_Problem to solve_
Nothing may be dropped or altered: reproduce all the data.

......

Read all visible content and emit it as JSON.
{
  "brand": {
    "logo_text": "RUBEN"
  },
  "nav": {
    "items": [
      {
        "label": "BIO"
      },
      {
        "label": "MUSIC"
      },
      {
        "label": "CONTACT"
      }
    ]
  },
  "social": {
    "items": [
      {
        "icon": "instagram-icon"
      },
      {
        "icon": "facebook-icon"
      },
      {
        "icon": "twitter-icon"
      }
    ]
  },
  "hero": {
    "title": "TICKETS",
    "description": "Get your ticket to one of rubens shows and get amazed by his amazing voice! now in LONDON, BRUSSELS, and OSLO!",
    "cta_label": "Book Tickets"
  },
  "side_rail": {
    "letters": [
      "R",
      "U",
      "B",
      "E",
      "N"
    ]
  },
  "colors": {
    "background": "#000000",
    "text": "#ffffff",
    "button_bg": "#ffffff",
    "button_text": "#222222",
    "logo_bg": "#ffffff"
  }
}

......

_Answer for the task_
Read all visible content and emit it as JSON.
{
  "brand": {
    "logo_text": "RUBEN"
  },
  "nav": {
    "items": [
      {
        "label": "BIO"
      },
      {
        "label": "MUSIC"
      },
      {
        "label": "CONTACT"
      }
    ]
  },
  "social": {
    "items": [
      {
        "icon": "instagram-icon"
      },
      {
        "icon": "facebook-icon"
      },
      {
        "icon": "twitter-icon"
      }
    ]
  },
  "hero": {
    "title": "TICKETS",
    "description": "Get your ticket to one of rubens shows and get amazed by his amazing voice! now in LONDON, BRUSSELS, and OSLO!",
    "cta_label": "Book Tickets"
  },
  "side_rail": {
    "letters": [
      "R",
      "U",
      "B",
      "E",
      "N"
    ]
  },
  "colors": {
    "background": "#000000",
    "text": "#ffffff",
    "button_bg": "#ffffff",
    "button_text": "#222222",
    "logo_bg": "#ffffff"
  }
}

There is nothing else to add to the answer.